◆ Stated exercise
Gather the lines below that include the string "construye", copying each in full.

━━━━━━━━━━━━━━━━━━━━

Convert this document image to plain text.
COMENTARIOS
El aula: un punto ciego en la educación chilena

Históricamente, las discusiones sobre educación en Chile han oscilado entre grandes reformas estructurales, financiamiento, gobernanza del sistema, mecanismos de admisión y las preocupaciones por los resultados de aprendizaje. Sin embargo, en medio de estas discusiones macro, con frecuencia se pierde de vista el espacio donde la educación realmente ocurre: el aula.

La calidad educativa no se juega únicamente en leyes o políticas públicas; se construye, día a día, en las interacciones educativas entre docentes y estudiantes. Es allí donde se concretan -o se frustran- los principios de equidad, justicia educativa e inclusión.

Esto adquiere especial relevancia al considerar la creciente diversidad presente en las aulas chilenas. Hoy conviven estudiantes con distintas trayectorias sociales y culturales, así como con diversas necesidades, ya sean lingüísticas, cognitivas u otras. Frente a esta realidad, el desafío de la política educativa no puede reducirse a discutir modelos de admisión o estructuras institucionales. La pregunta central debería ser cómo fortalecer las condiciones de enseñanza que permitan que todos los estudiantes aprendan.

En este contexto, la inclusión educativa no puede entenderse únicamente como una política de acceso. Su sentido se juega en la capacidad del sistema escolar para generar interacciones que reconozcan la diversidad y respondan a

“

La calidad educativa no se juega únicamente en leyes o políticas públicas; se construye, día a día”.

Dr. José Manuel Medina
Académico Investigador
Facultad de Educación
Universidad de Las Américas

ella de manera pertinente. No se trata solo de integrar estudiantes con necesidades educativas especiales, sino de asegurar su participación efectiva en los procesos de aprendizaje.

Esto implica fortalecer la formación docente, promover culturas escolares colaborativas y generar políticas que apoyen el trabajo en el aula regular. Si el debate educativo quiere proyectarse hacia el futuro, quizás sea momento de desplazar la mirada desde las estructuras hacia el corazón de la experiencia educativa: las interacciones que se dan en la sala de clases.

━━━━━━━━━━━━━━━━━━━━

◆ Result below
La calidad educativa no se juega únicamente en leyes o políticas públicas; se construye, día a día, en las interacciones educativas entre docentes y estudiantes. Es allí donde se concretan -o se frustran- los principios de equidad, justicia educativa e inclusión.
La calidad educativa no se juega únicamente en leyes o políticas públicas; se construye, día a día”.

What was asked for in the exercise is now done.